### Provided material
===============
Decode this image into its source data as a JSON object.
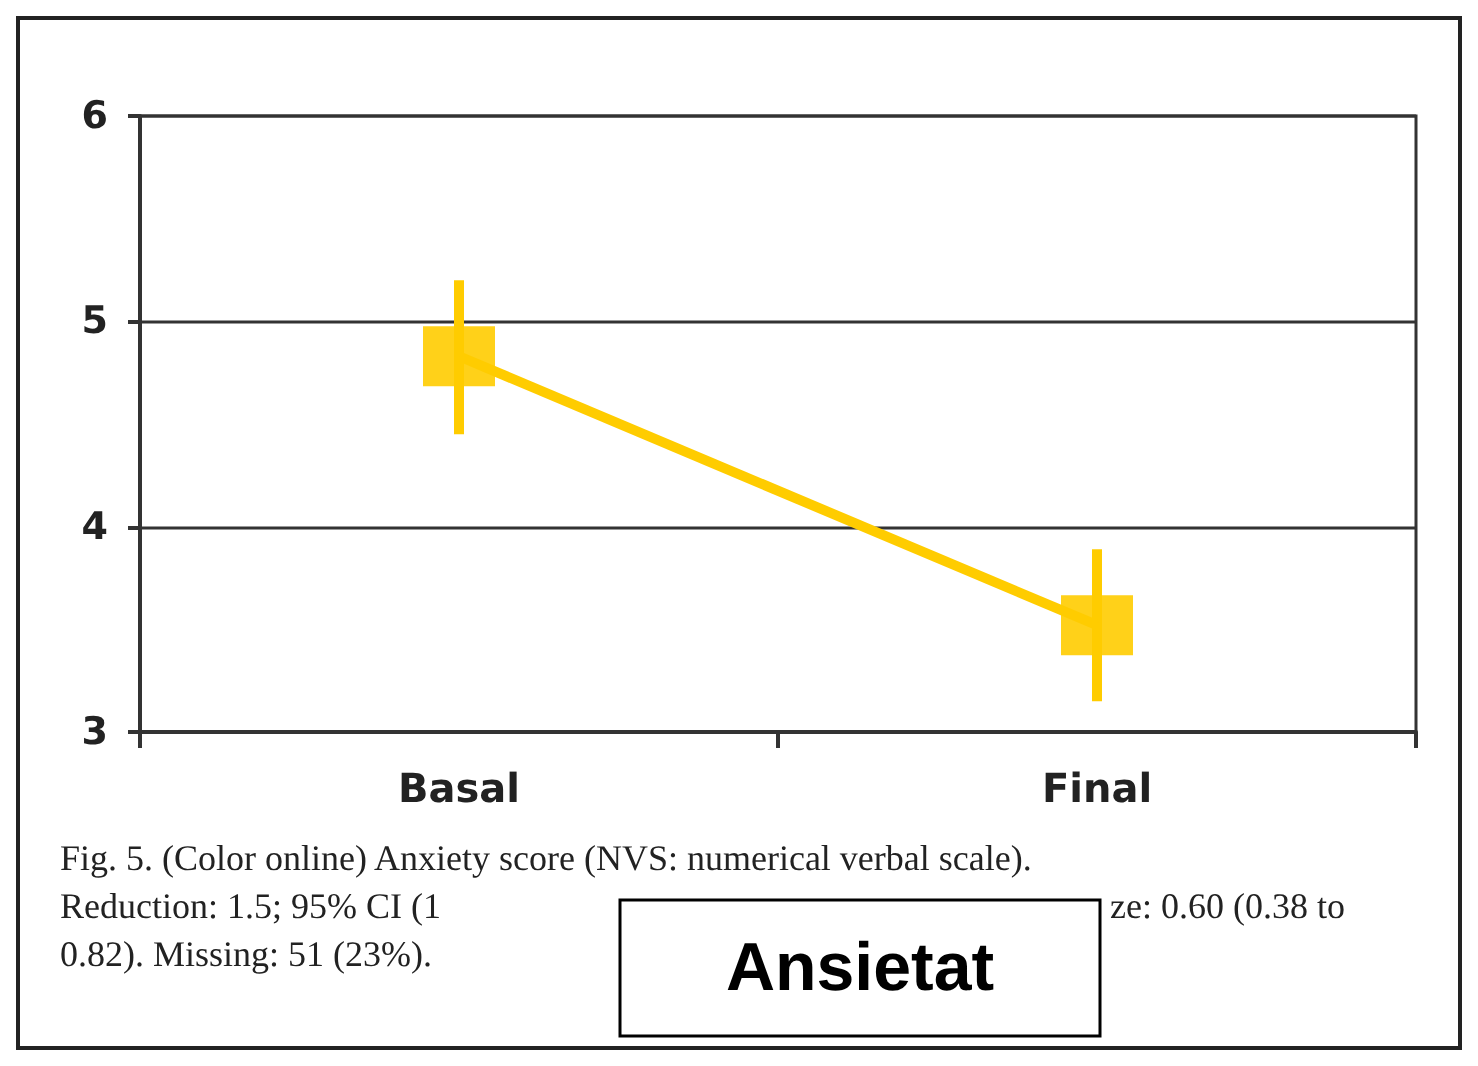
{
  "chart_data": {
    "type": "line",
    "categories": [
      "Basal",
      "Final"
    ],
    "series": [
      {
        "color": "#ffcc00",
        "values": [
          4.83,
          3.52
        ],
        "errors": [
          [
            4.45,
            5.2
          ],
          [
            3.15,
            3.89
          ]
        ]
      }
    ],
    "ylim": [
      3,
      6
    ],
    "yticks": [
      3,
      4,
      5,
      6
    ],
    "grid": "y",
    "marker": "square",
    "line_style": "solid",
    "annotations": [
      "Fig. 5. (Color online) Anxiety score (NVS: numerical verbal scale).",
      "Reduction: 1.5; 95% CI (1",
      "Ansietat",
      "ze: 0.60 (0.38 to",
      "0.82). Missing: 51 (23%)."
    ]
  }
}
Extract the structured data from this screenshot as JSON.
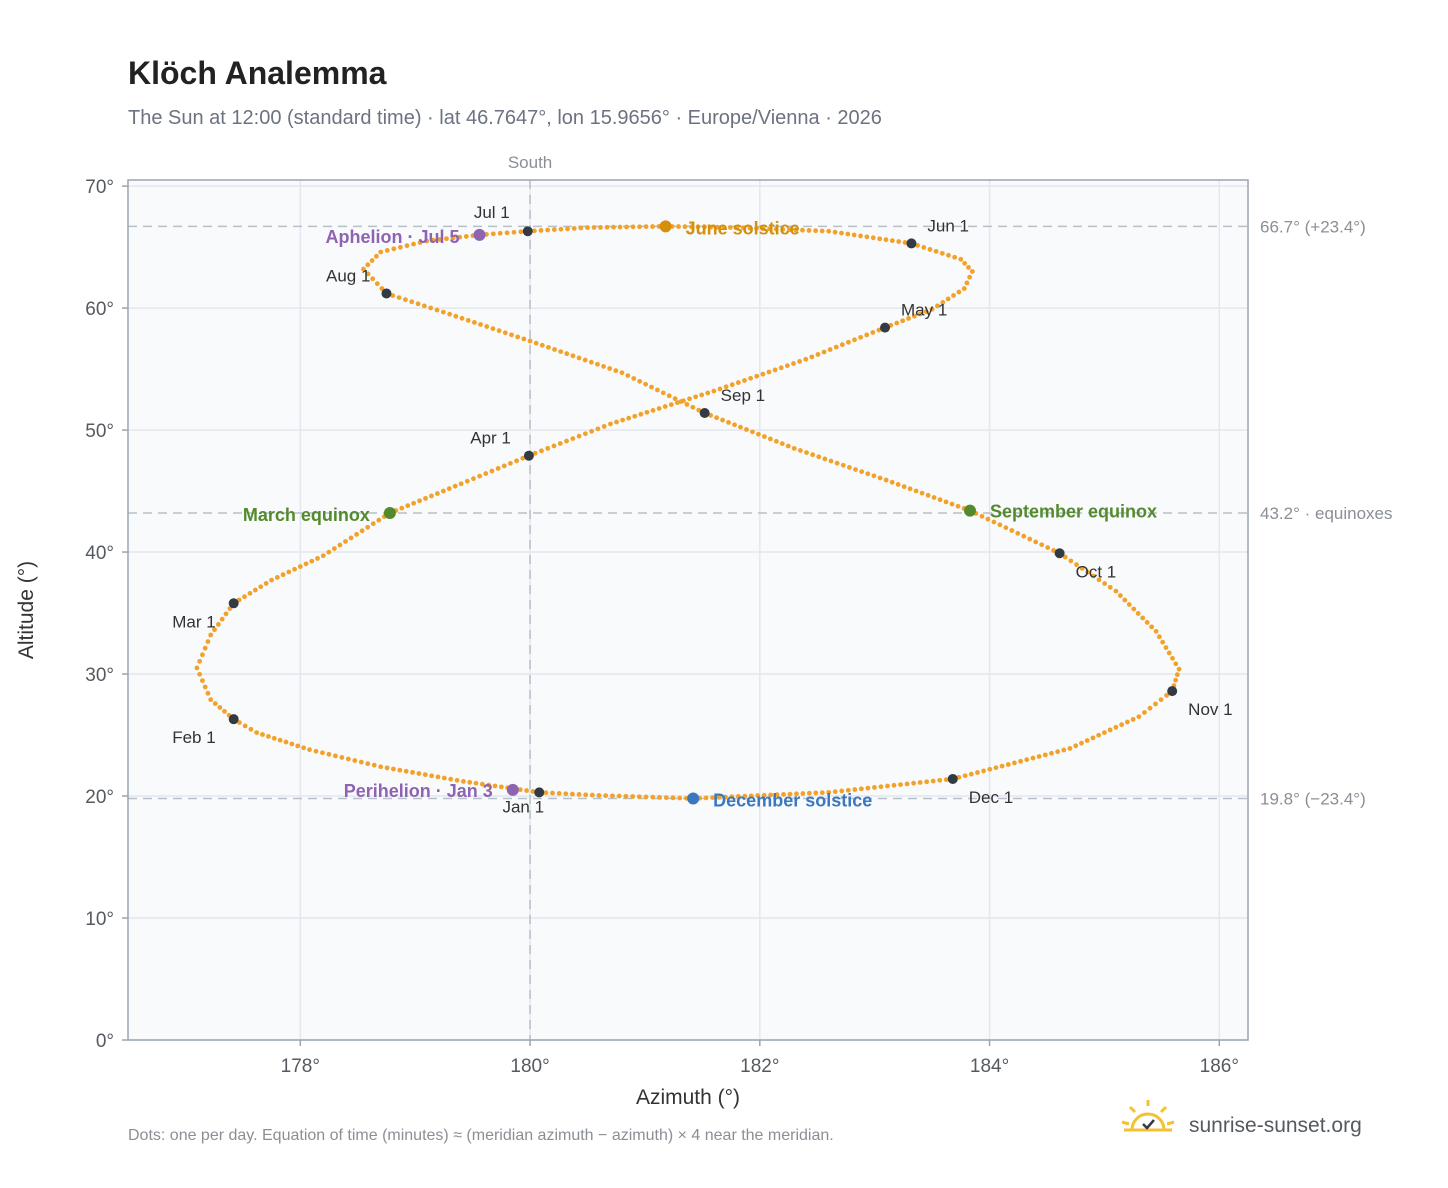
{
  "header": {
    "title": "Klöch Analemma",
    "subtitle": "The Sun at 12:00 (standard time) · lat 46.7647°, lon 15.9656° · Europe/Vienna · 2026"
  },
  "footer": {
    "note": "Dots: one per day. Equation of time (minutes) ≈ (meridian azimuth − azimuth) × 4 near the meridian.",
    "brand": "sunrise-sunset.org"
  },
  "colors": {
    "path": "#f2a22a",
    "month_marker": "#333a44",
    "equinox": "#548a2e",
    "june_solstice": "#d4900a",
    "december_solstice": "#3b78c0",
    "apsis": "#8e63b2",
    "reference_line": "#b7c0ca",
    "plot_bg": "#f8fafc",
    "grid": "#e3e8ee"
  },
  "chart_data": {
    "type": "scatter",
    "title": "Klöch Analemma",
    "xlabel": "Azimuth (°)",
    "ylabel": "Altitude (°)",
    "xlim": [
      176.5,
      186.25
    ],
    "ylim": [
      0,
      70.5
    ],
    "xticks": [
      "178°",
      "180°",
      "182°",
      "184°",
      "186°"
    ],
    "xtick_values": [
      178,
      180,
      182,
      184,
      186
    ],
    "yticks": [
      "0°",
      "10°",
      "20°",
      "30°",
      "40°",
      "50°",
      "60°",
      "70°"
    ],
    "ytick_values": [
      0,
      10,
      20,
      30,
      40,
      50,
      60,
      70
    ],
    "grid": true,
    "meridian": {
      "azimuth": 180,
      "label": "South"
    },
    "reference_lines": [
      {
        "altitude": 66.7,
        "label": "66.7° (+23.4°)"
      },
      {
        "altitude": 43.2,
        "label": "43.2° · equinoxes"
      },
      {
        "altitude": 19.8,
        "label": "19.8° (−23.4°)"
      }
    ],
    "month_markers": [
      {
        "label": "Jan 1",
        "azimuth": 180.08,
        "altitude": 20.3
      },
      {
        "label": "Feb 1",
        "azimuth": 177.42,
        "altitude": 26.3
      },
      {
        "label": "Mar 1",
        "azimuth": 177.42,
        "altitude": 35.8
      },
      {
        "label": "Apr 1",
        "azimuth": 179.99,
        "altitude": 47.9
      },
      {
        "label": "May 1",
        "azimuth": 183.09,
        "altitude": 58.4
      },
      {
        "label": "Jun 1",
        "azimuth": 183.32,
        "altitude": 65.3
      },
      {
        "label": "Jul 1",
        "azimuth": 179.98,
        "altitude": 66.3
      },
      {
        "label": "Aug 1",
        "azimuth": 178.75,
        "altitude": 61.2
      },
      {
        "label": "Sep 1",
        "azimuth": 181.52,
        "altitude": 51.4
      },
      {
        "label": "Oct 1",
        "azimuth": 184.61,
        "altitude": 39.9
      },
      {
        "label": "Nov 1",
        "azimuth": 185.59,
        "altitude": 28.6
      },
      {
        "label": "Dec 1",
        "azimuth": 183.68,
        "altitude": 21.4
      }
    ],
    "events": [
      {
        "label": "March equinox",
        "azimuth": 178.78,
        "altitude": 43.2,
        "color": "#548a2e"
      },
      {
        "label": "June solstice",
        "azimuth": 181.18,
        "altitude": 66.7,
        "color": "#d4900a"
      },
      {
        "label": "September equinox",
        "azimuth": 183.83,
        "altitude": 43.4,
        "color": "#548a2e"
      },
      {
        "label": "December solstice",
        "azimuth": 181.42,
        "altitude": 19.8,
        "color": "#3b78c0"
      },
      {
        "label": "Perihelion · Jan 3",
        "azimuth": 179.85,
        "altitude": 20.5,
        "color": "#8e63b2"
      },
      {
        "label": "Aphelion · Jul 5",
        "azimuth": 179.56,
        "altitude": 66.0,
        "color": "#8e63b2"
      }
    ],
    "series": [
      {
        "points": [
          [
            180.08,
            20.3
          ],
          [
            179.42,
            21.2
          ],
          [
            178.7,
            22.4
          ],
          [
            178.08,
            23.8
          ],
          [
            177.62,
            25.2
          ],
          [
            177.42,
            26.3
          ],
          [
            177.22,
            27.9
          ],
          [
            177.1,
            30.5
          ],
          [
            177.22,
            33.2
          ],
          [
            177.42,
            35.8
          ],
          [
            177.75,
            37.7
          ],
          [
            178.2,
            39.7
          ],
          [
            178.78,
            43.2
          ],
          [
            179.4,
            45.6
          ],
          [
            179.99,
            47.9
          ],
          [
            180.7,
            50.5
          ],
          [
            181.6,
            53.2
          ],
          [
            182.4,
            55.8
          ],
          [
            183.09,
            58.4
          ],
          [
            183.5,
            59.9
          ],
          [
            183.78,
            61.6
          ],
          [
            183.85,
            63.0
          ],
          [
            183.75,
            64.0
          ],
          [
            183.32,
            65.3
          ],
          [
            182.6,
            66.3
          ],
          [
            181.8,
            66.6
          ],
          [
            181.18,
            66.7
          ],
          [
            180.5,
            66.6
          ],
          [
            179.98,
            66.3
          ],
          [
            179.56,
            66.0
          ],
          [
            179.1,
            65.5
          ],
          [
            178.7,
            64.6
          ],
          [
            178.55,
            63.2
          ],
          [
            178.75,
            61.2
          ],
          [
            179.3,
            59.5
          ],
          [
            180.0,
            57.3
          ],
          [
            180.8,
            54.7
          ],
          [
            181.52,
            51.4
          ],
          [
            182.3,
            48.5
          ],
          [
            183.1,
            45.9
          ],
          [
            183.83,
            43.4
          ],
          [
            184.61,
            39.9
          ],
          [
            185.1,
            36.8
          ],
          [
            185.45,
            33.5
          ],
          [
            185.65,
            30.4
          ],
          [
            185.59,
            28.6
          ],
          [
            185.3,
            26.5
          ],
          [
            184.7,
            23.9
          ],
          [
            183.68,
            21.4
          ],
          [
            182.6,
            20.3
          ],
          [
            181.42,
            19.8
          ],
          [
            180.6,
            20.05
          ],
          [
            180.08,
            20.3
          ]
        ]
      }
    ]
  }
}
===============
### Aim
All entries must be written out again exactly as given, with no pictures in the copy.

### Solution for this exercise
Decode this image into its source data as a JSON object.
{
  "chart_data": {
    "type": "line",
    "categories": [
      "Basal",
      "Final"
    ],
    "series": [
      {
        "color": "#ffcc00",
        "values": [
          4.83,
          3.52
        ],
        "errors": [
          [
            4.45,
            5.2
          ],
          [
            3.15,
            3.89
          ]
        ]
      }
    ],
    "ylim": [
      3,
      6
    ],
    "yticks": [
      3,
      4,
      5,
      6
    ],
    "grid": "y",
    "marker": "square",
    "line_style": "solid",
    "annotations": [
      "Fig. 5. (Color online) Anxiety score (NVS: numerical verbal scale).",
      "Reduction: 1.5; 95% CI (1",
      "Ansietat",
      "ze: 0.60 (0.38 to",
      "0.82). Missing: 51 (23%)."
    ]
  }
}
Extract the structured data from this screenshot as JSON.
{
  "header": {
    "title": "Klöch Analemma",
    "subtitle": "The Sun at 12:00 (standard time) · lat 46.7647°, lon 15.9656° · Europe/Vienna · 2026"
  },
  "footer": {
    "note": "Dots: one per day. Equation of time (minutes) ≈ (meridian azimuth − azimuth) × 4 near the meridian.",
    "brand": "sunrise-sunset.org"
  },
  "colors": {
    "path": "#f2a22a",
    "month_marker": "#333a44",
    "equinox": "#548a2e",
    "june_solstice": "#d4900a",
    "december_solstice": "#3b78c0",
    "apsis": "#8e63b2",
    "reference_line": "#b7c0ca",
    "plot_bg": "#f8fafc",
    "grid": "#e3e8ee"
  },
  "chart_data": {
    "type": "scatter",
    "title": "Klöch Analemma",
    "xlabel": "Azimuth (°)",
    "ylabel": "Altitude (°)",
    "xlim": [
      176.5,
      186.25
    ],
    "ylim": [
      0,
      70.5
    ],
    "xticks": [
      "178°",
      "180°",
      "182°",
      "184°",
      "186°"
    ],
    "xtick_values": [
      178,
      180,
      182,
      184,
      186
    ],
    "yticks": [
      "0°",
      "10°",
      "20°",
      "30°",
      "40°",
      "50°",
      "60°",
      "70°"
    ],
    "ytick_values": [
      0,
      10,
      20,
      30,
      40,
      50,
      60,
      70
    ],
    "grid": true,
    "meridian": {
      "azimuth": 180,
      "label": "South"
    },
    "reference_lines": [
      {
        "altitude": 66.7,
        "label": "66.7° (+23.4°)"
      },
      {
        "altitude": 43.2,
        "label": "43.2° · equinoxes"
      },
      {
        "altitude": 19.8,
        "label": "19.8° (−23.4°)"
      }
    ],
    "month_markers": [
      {
        "label": "Jan 1",
        "azimuth": 180.08,
        "altitude": 20.3
      },
      {
        "label": "Feb 1",
        "azimuth": 177.42,
        "altitude": 26.3
      },
      {
        "label": "Mar 1",
        "azimuth": 177.42,
        "altitude": 35.8
      },
      {
        "label": "Apr 1",
        "azimuth": 179.99,
        "altitude": 47.9
      },
      {
        "label": "May 1",
        "azimuth": 183.09,
        "altitude": 58.4
      },
      {
        "label": "Jun 1",
        "azimuth": 183.32,
        "altitude": 65.3
      },
      {
        "label": "Jul 1",
        "azimuth": 179.98,
        "altitude": 66.3
      },
      {
        "label": "Aug 1",
        "azimuth": 178.75,
        "altitude": 61.2
      },
      {
        "label": "Sep 1",
        "azimuth": 181.52,
        "altitude": 51.4
      },
      {
        "label": "Oct 1",
        "azimuth": 184.61,
        "altitude": 39.9
      },
      {
        "label": "Nov 1",
        "azimuth": 185.59,
        "altitude": 28.6
      },
      {
        "label": "Dec 1",
        "azimuth": 183.68,
        "altitude": 21.4
      }
    ],
    "events": [
      {
        "label": "March equinox",
        "azimuth": 178.78,
        "altitude": 43.2,
        "color": "#548a2e"
      },
      {
        "label": "June solstice",
        "azimuth": 181.18,
        "altitude": 66.7,
        "color": "#d4900a"
      },
      {
        "label": "September equinox",
        "azimuth": 183.83,
        "altitude": 43.4,
        "color": "#548a2e"
      },
      {
        "label": "December solstice",
        "azimuth": 181.42,
        "altitude": 19.8,
        "color": "#3b78c0"
      },
      {
        "label": "Perihelion · Jan 3",
        "azimuth": 179.85,
        "altitude": 20.5,
        "color": "#8e63b2"
      },
      {
        "label": "Aphelion · Jul 5",
        "azimuth": 179.56,
        "altitude": 66.0,
        "color": "#8e63b2"
      }
    ],
    "series": [
      {
        "points": [
          [
            180.08,
            20.3
          ],
          [
            179.42,
            21.2
          ],
          [
            178.7,
            22.4
          ],
          [
            178.08,
            23.8
          ],
          [
            177.62,
            25.2
          ],
          [
            177.42,
            26.3
          ],
          [
            177.22,
            27.9
          ],
          [
            177.1,
            30.5
          ],
          [
            177.22,
            33.2
          ],
          [
            177.42,
            35.8
          ],
          [
            177.75,
            37.7
          ],
          [
            178.2,
            39.7
          ],
          [
            178.78,
            43.2
          ],
          [
            179.4,
            45.6
          ],
          [
            179.99,
            47.9
          ],
          [
            180.7,
            50.5
          ],
          [
            181.6,
            53.2
          ],
          [
            182.4,
            55.8
          ],
          [
            183.09,
            58.4
          ],
          [
            183.5,
            59.9
          ],
          [
            183.78,
            61.6
          ],
          [
            183.85,
            63.0
          ],
          [
            183.75,
            64.0
          ],
          [
            183.32,
            65.3
          ],
          [
            182.6,
            66.3
          ],
          [
            181.8,
            66.6
          ],
          [
            181.18,
            66.7
          ],
          [
            180.5,
            66.6
          ],
          [
            179.98,
            66.3
          ],
          [
            179.56,
            66.0
          ],
          [
            179.1,
            65.5
          ],
          [
            178.7,
            64.6
          ],
          [
            178.55,
            63.2
          ],
          [
            178.75,
            61.2
          ],
          [
            179.3,
            59.5
          ],
          [
            180.0,
            57.3
          ],
          [
            180.8,
            54.7
          ],
          [
            181.52,
            51.4
          ],
          [
            182.3,
            48.5
          ],
          [
            183.1,
            45.9
          ],
          [
            183.83,
            43.4
          ],
          [
            184.61,
            39.9
          ],
          [
            185.1,
            36.8
          ],
          [
            185.45,
            33.5
          ],
          [
            185.65,
            30.4
          ],
          [
            185.59,
            28.6
          ],
          [
            185.3,
            26.5
          ],
          [
            184.7,
            23.9
          ],
          [
            183.68,
            21.4
          ],
          [
            182.6,
            20.3
          ],
          [
            181.42,
            19.8
          ],
          [
            180.6,
            20.05
          ],
          [
            180.08,
            20.3
          ]
        ]
      }
    ]
  }
}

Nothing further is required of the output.